Work instructions:
Reproduce every entry below precisely. Pictures are excluded from the copy.

Stored dataset items:
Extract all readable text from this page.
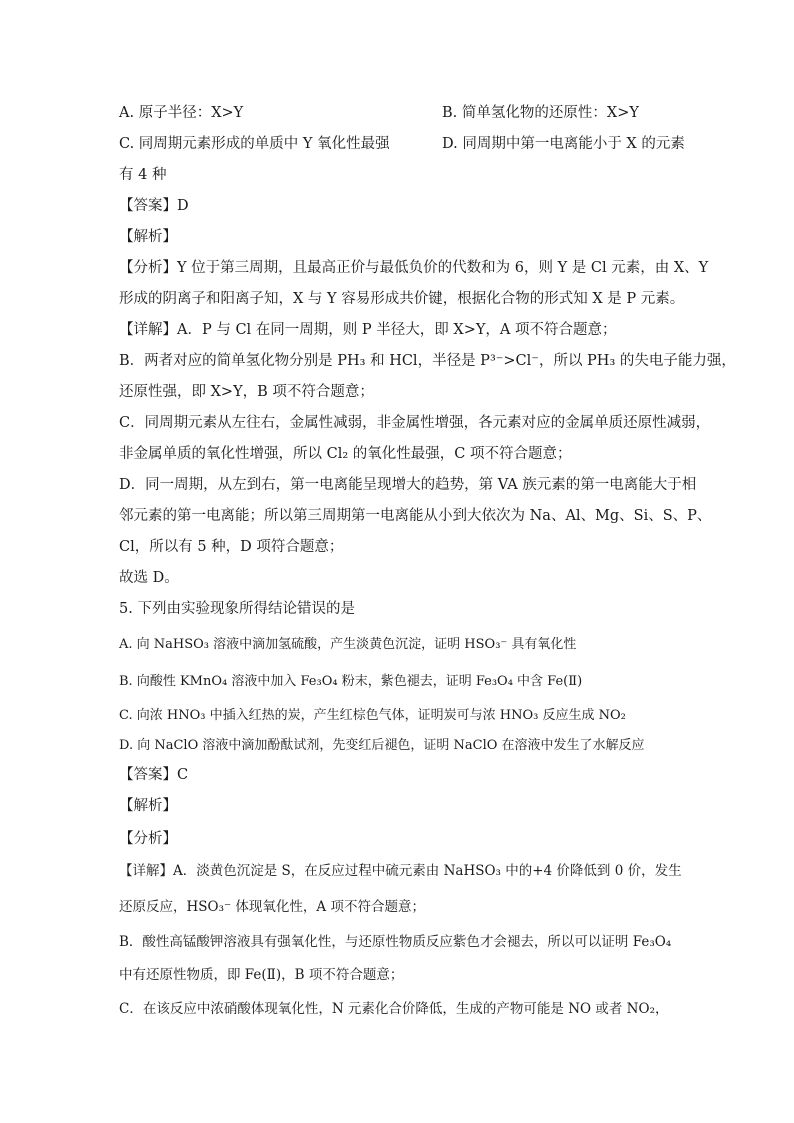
A. 原子半径：X>Y	B. 简单氢化物的还原性：X>Y
C. 同周期元素形成的单质中 Y 氧化性最强	D. 同周期中第一电离能小于 X 的元素
有 4 种
【答案】D
【解析】
【分析】Y 位于第三周期，且最高正价与最低负价的代数和为 6，则 Y 是 Cl 元素，由 X、Y
形成的阴离子和阳离子知，X 与 Y 容易形成共价键，根据化合物的形式知 X 是 P 元素。
【详解】A．P 与 Cl 在同一周期，则 P 半径大，即 X>Y，A 项不符合题意；
B．两者对应的简单氢化物分别是 PH₃ 和 HCl，半径是 P³⁻>Cl⁻，所以 PH₃ 的失电子能力强，
还原性强，即 X>Y，B 项不符合题意；
C．同周期元素从左往右，金属性减弱，非金属性增强，各元素对应的金属单质还原性减弱，
非金属单质的氧化性增强，所以 Cl₂ 的氧化性最强，C 项不符合题意；
D．同一周期，从左到右，第一电离能呈现增大的趋势，第 VA 族元素的第一电离能大于相
邻元素的第一电离能；所以第三周期第一电离能从小到大依次为 Na、Al、Mg、Si、S、P、
Cl，所以有 5 种，D 项符合题意；
故选 D。
5. 下列由实验现象所得结论错误的是
A. 向 NaHSO₃ 溶液中滴加氢硫酸，产生淡黄色沉淀，证明 HSO₃⁻ 具有氧化性
B. 向酸性 KMnO₄ 溶液中加入 Fe₃O₄ 粉末，紫色褪去，证明 Fe₃O₄ 中含 Fe(Ⅱ)
C. 向浓 HNO₃ 中插入红热的炭，产生红棕色气体，证明炭可与浓 HNO₃ 反应生成 NO₂
D. 向 NaClO 溶液中滴加酚酞试剂，先变红后褪色，证明 NaClO 在溶液中发生了水解反应
【答案】C
【解析】
【分析】
【详解】A．淡黄色沉淀是 S，在反应过程中硫元素由 NaHSO₃ 中的+4 价降低到 0 价，发生
还原反应，HSO₃⁻ 体现氧化性，A 项不符合题意；
B．酸性高锰酸钾溶液具有强氧化性，与还原性物质反应紫色才会褪去，所以可以证明 Fe₃O₄
中有还原性物质，即 Fe(Ⅱ)，B 项不符合题意；
C．在该反应中浓硝酸体现氧化性，N 元素化合价降低，生成的产物可能是 NO 或者 NO₂，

Response to the task:
Extract all readable text from this page.
A. 原子半径：X>Y	B. 简单氢化物的还原性：X>Y
C. 同周期元素形成的单质中 Y 氧化性最强	D. 同周期中第一电离能小于 X 的元素
有 4 种
【答案】D
【解析】
【分析】Y 位于第三周期，且最高正价与最低负价的代数和为 6，则 Y 是 Cl 元素，由 X、Y
形成的阴离子和阳离子知，X 与 Y 容易形成共价键，根据化合物的形式知 X 是 P 元素。
【详解】A．P 与 Cl 在同一周期，则 P 半径大，即 X>Y，A 项不符合题意；
B．两者对应的简单氢化物分别是 PH₃ 和 HCl，半径是 P³⁻>Cl⁻，所以 PH₃ 的失电子能力强，
还原性强，即 X>Y，B 项不符合题意；
C．同周期元素从左往右，金属性减弱，非金属性增强，各元素对应的金属单质还原性减弱，
非金属单质的氧化性增强，所以 Cl₂ 的氧化性最强，C 项不符合题意；
D．同一周期，从左到右，第一电离能呈现增大的趋势，第 VA 族元素的第一电离能大于相
邻元素的第一电离能；所以第三周期第一电离能从小到大依次为 Na、Al、Mg、Si、S、P、
Cl，所以有 5 种，D 项符合题意；
故选 D。
5. 下列由实验现象所得结论错误的是
A. 向 NaHSO₃ 溶液中滴加氢硫酸，产生淡黄色沉淀，证明 HSO₃⁻ 具有氧化性
B. 向酸性 KMnO₄ 溶液中加入 Fe₃O₄ 粉末，紫色褪去，证明 Fe₃O₄ 中含 Fe(Ⅱ)
C. 向浓 HNO₃ 中插入红热的炭，产生红棕色气体，证明炭可与浓 HNO₃ 反应生成 NO₂
D. 向 NaClO 溶液中滴加酚酞试剂，先变红后褪色，证明 NaClO 在溶液中发生了水解反应
【答案】C
【解析】
【分析】
【详解】A．淡黄色沉淀是 S，在反应过程中硫元素由 NaHSO₃ 中的+4 价降低到 0 价，发生
还原反应，HSO₃⁻ 体现氧化性，A 项不符合题意；
B．酸性高锰酸钾溶液具有强氧化性，与还原性物质反应紫色才会褪去，所以可以证明 Fe₃O₄
中有还原性物质，即 Fe(Ⅱ)，B 项不符合题意；
C．在该反应中浓硝酸体现氧化性，N 元素化合价降低，生成的产物可能是 NO 或者 NO₂，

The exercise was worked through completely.